Work order
Would you return the records below character for character, without any images?

Dataset entries for page text
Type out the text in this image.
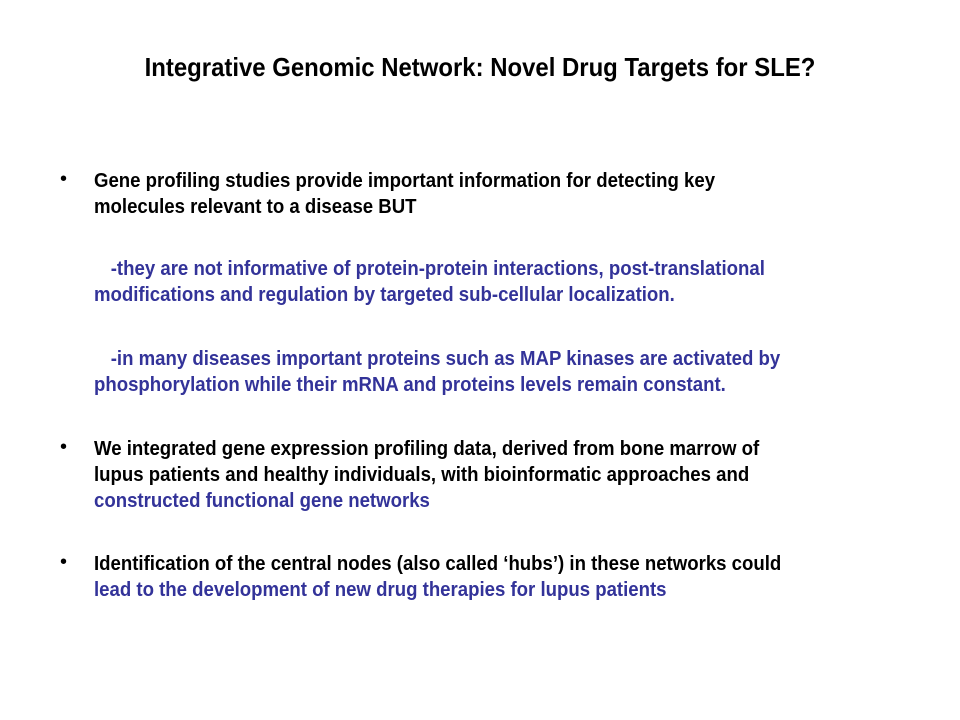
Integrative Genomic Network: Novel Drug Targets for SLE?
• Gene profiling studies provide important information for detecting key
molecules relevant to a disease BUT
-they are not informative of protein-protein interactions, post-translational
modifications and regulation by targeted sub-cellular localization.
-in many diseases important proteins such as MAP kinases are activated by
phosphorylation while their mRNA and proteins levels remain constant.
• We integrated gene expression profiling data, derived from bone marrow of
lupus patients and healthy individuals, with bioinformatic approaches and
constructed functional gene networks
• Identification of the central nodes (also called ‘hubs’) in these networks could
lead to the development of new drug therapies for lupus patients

Finished exercise
Type out the text in this image.
Integrative Genomic Network: Novel Drug Targets for SLE?
• Gene profiling studies provide important information for detecting key
molecules relevant to a disease BUT
-they are not informative of protein-protein interactions, post-translational
modifications and regulation by targeted sub-cellular localization.
-in many diseases important proteins such as MAP kinases are activated by
phosphorylation while their mRNA and proteins levels remain constant.
• We integrated gene expression profiling data, derived from bone marrow of
lupus patients and healthy individuals, with bioinformatic approaches and
constructed functional gene networks
• Identification of the central nodes (also called ‘hubs’) in these networks could
lead to the development of new drug therapies for lupus patients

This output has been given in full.